Goal ▸ Each entry below must be repeated word for word.

-- START OF Task material --

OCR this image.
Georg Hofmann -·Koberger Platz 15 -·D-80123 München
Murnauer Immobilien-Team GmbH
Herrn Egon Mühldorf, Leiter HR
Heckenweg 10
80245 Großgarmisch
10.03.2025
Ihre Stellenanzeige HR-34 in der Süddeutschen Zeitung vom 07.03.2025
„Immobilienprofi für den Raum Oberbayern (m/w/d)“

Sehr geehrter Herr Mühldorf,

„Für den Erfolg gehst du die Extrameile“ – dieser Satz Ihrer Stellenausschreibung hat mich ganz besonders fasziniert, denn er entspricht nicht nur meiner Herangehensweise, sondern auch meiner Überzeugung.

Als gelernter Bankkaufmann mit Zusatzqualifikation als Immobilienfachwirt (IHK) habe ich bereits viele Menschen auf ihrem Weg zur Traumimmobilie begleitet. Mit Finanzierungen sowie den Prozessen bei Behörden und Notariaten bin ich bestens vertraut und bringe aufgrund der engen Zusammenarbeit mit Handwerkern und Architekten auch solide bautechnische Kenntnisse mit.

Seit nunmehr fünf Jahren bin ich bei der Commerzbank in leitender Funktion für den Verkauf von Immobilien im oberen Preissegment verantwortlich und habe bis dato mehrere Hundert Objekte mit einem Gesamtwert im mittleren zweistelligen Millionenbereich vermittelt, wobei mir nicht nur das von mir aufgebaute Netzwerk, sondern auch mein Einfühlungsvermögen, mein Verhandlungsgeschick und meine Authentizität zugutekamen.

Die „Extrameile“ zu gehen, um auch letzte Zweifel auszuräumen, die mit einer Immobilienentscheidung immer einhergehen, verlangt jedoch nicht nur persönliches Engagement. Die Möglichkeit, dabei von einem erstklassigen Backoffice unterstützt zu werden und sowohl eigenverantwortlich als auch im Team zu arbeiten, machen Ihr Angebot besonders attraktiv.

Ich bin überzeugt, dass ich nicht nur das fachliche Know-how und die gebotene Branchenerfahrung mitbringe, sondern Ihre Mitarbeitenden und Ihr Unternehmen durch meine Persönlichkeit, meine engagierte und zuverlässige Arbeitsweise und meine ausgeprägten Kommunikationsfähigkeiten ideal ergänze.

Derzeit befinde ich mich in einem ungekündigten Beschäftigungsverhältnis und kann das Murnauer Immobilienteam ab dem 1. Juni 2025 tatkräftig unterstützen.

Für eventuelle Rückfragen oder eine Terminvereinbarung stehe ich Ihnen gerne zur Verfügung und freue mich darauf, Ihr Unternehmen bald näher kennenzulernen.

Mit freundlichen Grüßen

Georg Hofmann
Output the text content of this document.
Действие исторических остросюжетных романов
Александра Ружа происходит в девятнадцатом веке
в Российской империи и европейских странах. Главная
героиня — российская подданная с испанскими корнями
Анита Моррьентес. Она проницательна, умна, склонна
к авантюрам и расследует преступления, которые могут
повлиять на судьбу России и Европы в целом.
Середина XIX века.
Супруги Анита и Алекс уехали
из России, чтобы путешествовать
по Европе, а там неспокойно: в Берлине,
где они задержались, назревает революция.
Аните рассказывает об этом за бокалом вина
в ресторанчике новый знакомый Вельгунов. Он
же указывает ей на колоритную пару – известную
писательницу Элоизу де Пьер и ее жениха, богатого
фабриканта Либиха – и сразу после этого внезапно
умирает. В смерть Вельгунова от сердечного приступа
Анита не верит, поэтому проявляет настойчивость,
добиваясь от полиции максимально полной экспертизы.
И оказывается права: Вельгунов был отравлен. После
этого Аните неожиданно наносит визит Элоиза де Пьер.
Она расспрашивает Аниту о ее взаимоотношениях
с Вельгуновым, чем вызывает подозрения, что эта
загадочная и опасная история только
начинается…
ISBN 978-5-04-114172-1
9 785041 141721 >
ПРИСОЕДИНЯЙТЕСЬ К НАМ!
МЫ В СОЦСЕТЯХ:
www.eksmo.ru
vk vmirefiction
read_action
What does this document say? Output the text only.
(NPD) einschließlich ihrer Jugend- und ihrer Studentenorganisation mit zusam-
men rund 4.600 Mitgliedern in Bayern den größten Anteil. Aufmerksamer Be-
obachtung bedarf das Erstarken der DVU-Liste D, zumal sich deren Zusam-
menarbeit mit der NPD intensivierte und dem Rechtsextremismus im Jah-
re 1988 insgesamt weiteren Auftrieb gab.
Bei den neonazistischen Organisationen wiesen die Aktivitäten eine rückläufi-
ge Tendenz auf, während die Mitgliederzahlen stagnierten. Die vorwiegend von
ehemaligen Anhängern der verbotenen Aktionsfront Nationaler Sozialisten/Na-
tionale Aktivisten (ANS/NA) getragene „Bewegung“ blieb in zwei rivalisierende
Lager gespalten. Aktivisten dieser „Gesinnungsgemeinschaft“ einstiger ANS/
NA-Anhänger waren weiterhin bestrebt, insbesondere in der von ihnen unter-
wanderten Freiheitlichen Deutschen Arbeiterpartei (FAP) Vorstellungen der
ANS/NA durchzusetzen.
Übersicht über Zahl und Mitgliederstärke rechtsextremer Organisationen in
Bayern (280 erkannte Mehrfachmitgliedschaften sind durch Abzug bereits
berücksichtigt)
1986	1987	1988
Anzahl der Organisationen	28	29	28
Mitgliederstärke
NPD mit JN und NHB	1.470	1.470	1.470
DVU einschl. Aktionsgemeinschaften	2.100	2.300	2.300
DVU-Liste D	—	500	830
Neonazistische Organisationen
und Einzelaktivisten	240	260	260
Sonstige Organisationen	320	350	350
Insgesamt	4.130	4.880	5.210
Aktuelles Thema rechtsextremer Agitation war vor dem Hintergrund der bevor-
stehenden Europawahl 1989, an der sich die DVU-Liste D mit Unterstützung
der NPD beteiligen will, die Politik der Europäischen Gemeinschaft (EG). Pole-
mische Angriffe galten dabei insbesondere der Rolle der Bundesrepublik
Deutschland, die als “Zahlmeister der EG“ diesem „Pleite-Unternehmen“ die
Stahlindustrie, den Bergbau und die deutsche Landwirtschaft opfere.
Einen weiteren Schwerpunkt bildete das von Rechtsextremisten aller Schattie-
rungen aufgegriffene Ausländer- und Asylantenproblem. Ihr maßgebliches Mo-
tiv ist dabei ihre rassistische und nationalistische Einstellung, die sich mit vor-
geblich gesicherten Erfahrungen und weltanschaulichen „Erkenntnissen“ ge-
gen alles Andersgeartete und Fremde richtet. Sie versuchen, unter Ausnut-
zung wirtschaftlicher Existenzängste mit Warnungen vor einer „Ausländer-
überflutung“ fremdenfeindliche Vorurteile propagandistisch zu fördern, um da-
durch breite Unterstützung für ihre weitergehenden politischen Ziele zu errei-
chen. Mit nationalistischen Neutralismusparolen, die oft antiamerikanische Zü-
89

-- END OF Task material --

Correct answer ▸
OCR this image.
Georg Hofmann -·Koberger Platz 15 -·D-80123 München
Murnauer Immobilien-Team GmbH
Herrn Egon Mühldorf, Leiter HR
Heckenweg 10
80245 Großgarmisch
10.03.2025
Ihre Stellenanzeige HR-34 in der Süddeutschen Zeitung vom 07.03.2025
„Immobilienprofi für den Raum Oberbayern (m/w/d)“

Sehr geehrter Herr Mühldorf,

„Für den Erfolg gehst du die Extrameile“ – dieser Satz Ihrer Stellenausschreibung hat mich ganz besonders fasziniert, denn er entspricht nicht nur meiner Herangehensweise, sondern auch meiner Überzeugung.

Als gelernter Bankkaufmann mit Zusatzqualifikation als Immobilienfachwirt (IHK) habe ich bereits viele Menschen auf ihrem Weg zur Traumimmobilie begleitet. Mit Finanzierungen sowie den Prozessen bei Behörden und Notariaten bin ich bestens vertraut und bringe aufgrund der engen Zusammenarbeit mit Handwerkern und Architekten auch solide bautechnische Kenntnisse mit.

Seit nunmehr fünf Jahren bin ich bei der Commerzbank in leitender Funktion für den Verkauf von Immobilien im oberen Preissegment verantwortlich und habe bis dato mehrere Hundert Objekte mit einem Gesamtwert im mittleren zweistelligen Millionenbereich vermittelt, wobei mir nicht nur das von mir aufgebaute Netzwerk, sondern auch mein Einfühlungsvermögen, mein Verhandlungsgeschick und meine Authentizität zugutekamen.

Die „Extrameile“ zu gehen, um auch letzte Zweifel auszuräumen, die mit einer Immobilienentscheidung immer einhergehen, verlangt jedoch nicht nur persönliches Engagement. Die Möglichkeit, dabei von einem erstklassigen Backoffice unterstützt zu werden und sowohl eigenverantwortlich als auch im Team zu arbeiten, machen Ihr Angebot besonders attraktiv.

Ich bin überzeugt, dass ich nicht nur das fachliche Know-how und die gebotene Branchenerfahrung mitbringe, sondern Ihre Mitarbeitenden und Ihr Unternehmen durch meine Persönlichkeit, meine engagierte und zuverlässige Arbeitsweise und meine ausgeprägten Kommunikationsfähigkeiten ideal ergänze.

Derzeit befinde ich mich in einem ungekündigten Beschäftigungsverhältnis und kann das Murnauer Immobilienteam ab dem 1. Juni 2025 tatkräftig unterstützen.

Für eventuelle Rückfragen oder eine Terminvereinbarung stehe ich Ihnen gerne zur Verfügung und freue mich darauf, Ihr Unternehmen bald näher kennenzulernen.

Mit freundlichen Grüßen

Georg Hofmann
Output the text content of this document.
Действие исторических остросюжетных романов
Александра Ружа происходит в девятнадцатом веке
в Российской империи и европейских странах. Главная
героиня — российская подданная с испанскими корнями
Анита Моррьентес. Она проницательна, умна, склонна
к авантюрам и расследует преступления, которые могут
повлиять на судьбу России и Европы в целом.
Середина XIX века.
Супруги Анита и Алекс уехали
из России, чтобы путешествовать
по Европе, а там неспокойно: в Берлине,
где они задержались, назревает революция.
Аните рассказывает об этом за бокалом вина
в ресторанчике новый знакомый Вельгунов. Он
же указывает ей на колоритную пару – известную
писательницу Элоизу де Пьер и ее жениха, богатого
фабриканта Либиха – и сразу после этого внезапно
умирает. В смерть Вельгунова от сердечного приступа
Анита не верит, поэтому проявляет настойчивость,
добиваясь от полиции максимально полной экспертизы.
И оказывается права: Вельгунов был отравлен. После
этого Аните неожиданно наносит визит Элоиза де Пьер.
Она расспрашивает Аниту о ее взаимоотношениях
с Вельгуновым, чем вызывает подозрения, что эта
загадочная и опасная история только
начинается…
ISBN 978-5-04-114172-1
9 785041 141721 >
ПРИСОЕДИНЯЙТЕСЬ К НАМ!
МЫ В СОЦСЕТЯХ:
www.eksmo.ru
vk vmirefiction
read_action
What does this document say? Output the text only.
(NPD) einschließlich ihrer Jugend- und ihrer Studentenorganisation mit zusam-
men rund 4.600 Mitgliedern in Bayern den größten Anteil. Aufmerksamer Be-
obachtung bedarf das Erstarken der DVU-Liste D, zumal sich deren Zusam-
menarbeit mit der NPD intensivierte und dem Rechtsextremismus im Jah-
re 1988 insgesamt weiteren Auftrieb gab.
Bei den neonazistischen Organisationen wiesen die Aktivitäten eine rückläufi-
ge Tendenz auf, während die Mitgliederzahlen stagnierten. Die vorwiegend von
ehemaligen Anhängern der verbotenen Aktionsfront Nationaler Sozialisten/Na-
tionale Aktivisten (ANS/NA) getragene „Bewegung“ blieb in zwei rivalisierende
Lager gespalten. Aktivisten dieser „Gesinnungsgemeinschaft“ einstiger ANS/
NA-Anhänger waren weiterhin bestrebt, insbesondere in der von ihnen unter-
wanderten Freiheitlichen Deutschen Arbeiterpartei (FAP) Vorstellungen der
ANS/NA durchzusetzen.
Übersicht über Zahl und Mitgliederstärke rechtsextremer Organisationen in
Bayern (280 erkannte Mehrfachmitgliedschaften sind durch Abzug bereits
berücksichtigt)
1986	1987	1988
Anzahl der Organisationen	28	29	28
Mitgliederstärke
NPD mit JN und NHB	1.470	1.470	1.470
DVU einschl. Aktionsgemeinschaften	2.100	2.300	2.300
DVU-Liste D	—	500	830
Neonazistische Organisationen
und Einzelaktivisten	240	260	260
Sonstige Organisationen	320	350	350
Insgesamt	4.130	4.880	5.210
Aktuelles Thema rechtsextremer Agitation war vor dem Hintergrund der bevor-
stehenden Europawahl 1989, an der sich die DVU-Liste D mit Unterstützung
der NPD beteiligen will, die Politik der Europäischen Gemeinschaft (EG). Pole-
mische Angriffe galten dabei insbesondere der Rolle der Bundesrepublik
Deutschland, die als “Zahlmeister der EG“ diesem „Pleite-Unternehmen“ die
Stahlindustrie, den Bergbau und die deutsche Landwirtschaft opfere.
Einen weiteren Schwerpunkt bildete das von Rechtsextremisten aller Schattie-
rungen aufgegriffene Ausländer- und Asylantenproblem. Ihr maßgebliches Mo-
tiv ist dabei ihre rassistische und nationalistische Einstellung, die sich mit vor-
geblich gesicherten Erfahrungen und weltanschaulichen „Erkenntnissen“ ge-
gen alles Andersgeartete und Fremde richtet. Sie versuchen, unter Ausnut-
zung wirtschaftlicher Existenzängste mit Warnungen vor einer „Ausländer-
überflutung“ fremdenfeindliche Vorurteile propagandistisch zu fördern, um da-
durch breite Unterstützung für ihre weitergehenden politischen Ziele zu errei-
chen. Mit nationalistischen Neutralismusparolen, die oft antiamerikanische Zü-
89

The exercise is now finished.